### THE TASK:
Extract the records below word for word and ignore the images.

### EXTRACTED INFORMATION:

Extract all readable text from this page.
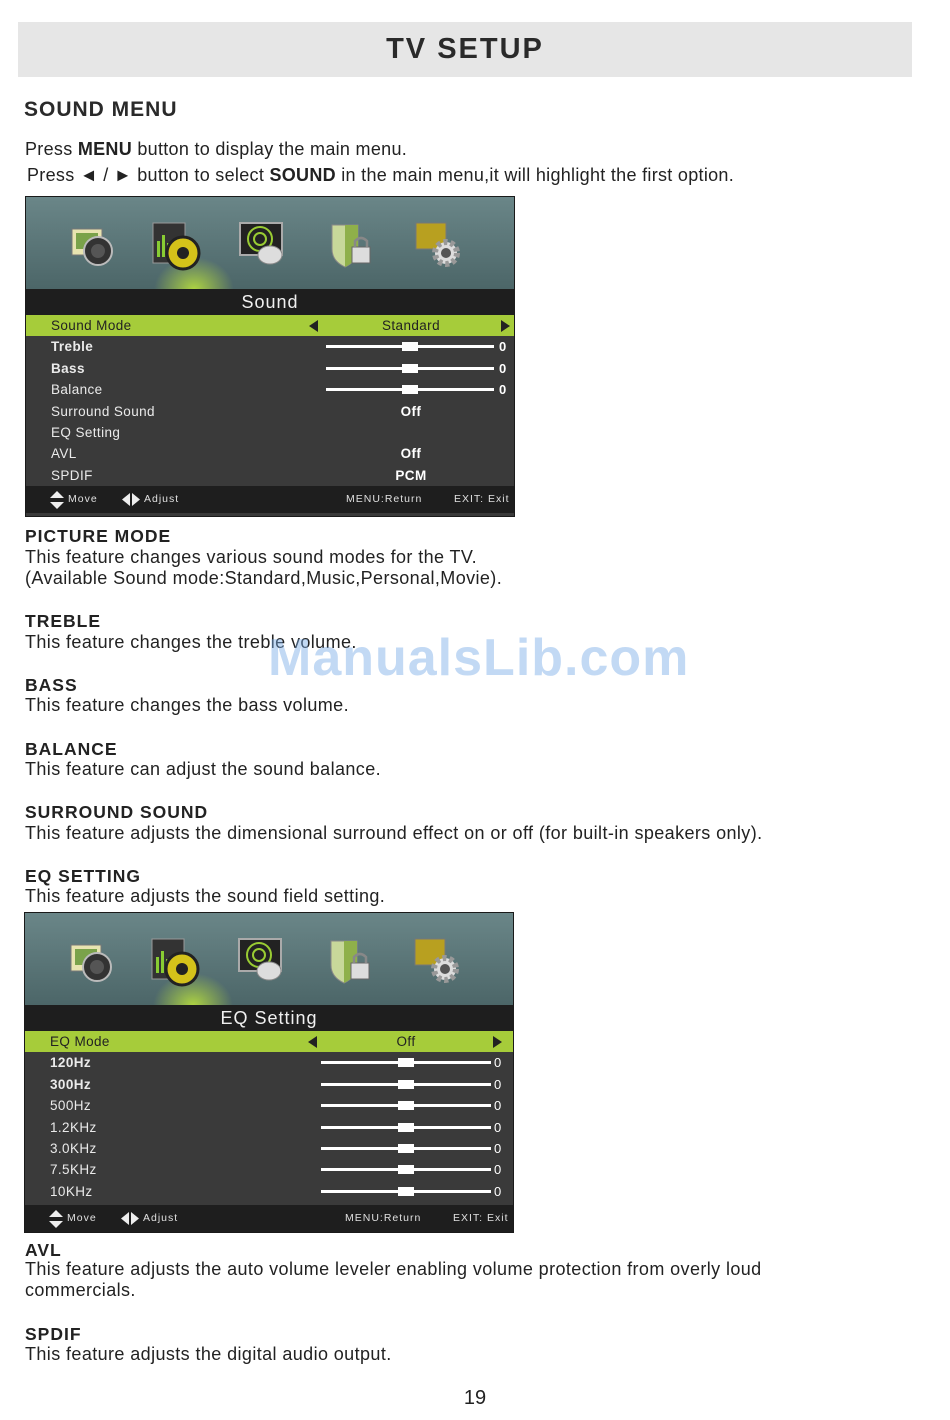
TV SETUP
SOUND MENU
Press MENU button to display the main menu.
Press ◄ / ► button to select SOUND in the main menu,it will highlight the first option.
Sound
Sound Mode	Standard
Treble	0
Bass	0
Balance	0
Surround Sound	Off
EQ Setting
AVL	Off
SPDIF	PCM
Move	Adjust	MENU:Return	EXIT: Exit
PICTURE MODE
This feature changes various sound modes for the TV.
(Available Sound mode:Standard,Music,Personal,Movie).
TREBLE
This feature changes the treble volume.
BASS
This feature changes the bass volume.
BALANCE
This feature can adjust the sound balance.
SURROUND SOUND
This feature adjusts the dimensional surround effect on or off (for built-in speakers only).
EQ SETTING
This feature adjusts the sound field setting.
EQ Setting
EQ Mode	Off
120Hz	0
300Hz	0
500Hz	0
1.2KHz	0
3.0KHz	0
7.5KHz	0
10KHz	0
Move	Adjust	MENU:Return	EXIT: Exit
AVL
This feature adjusts the auto volume leveler enabling volume protection from overly loud
commercials.
SPDIF
This feature adjusts the digital audio output.
ManualsLib.com
19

### RESULT:
Extract all readable text from this page.
TV SETUP
SOUND MENU
Press MENU button to display the main menu.
Press ◄ / ► button to select SOUND in the main menu,it will highlight the first option.
Sound
Sound Mode	Standard
Treble	0
Bass	0
Balance	0
Surround Sound	Off
EQ Setting
AVL	Off
SPDIF	PCM
Move	Adjust	MENU:Return	EXIT: Exit
PICTURE MODE
This feature changes various sound modes for the TV.
(Available Sound mode:Standard,Music,Personal,Movie).
TREBLE
This feature changes the treble volume.
BASS
This feature changes the bass volume.
BALANCE
This feature can adjust the sound balance.
SURROUND SOUND
This feature adjusts the dimensional surround effect on or off (for built-in speakers only).
EQ SETTING
This feature adjusts the sound field setting.
EQ Setting
EQ Mode	Off
120Hz	0
300Hz	0
500Hz	0
1.2KHz	0
3.0KHz	0
7.5KHz	0
10KHz	0
Move	Adjust	MENU:Return	EXIT: Exit
AVL
This feature adjusts the auto volume leveler enabling volume protection from overly loud
commercials.
SPDIF
This feature adjusts the digital audio output.
ManualsLib.com
19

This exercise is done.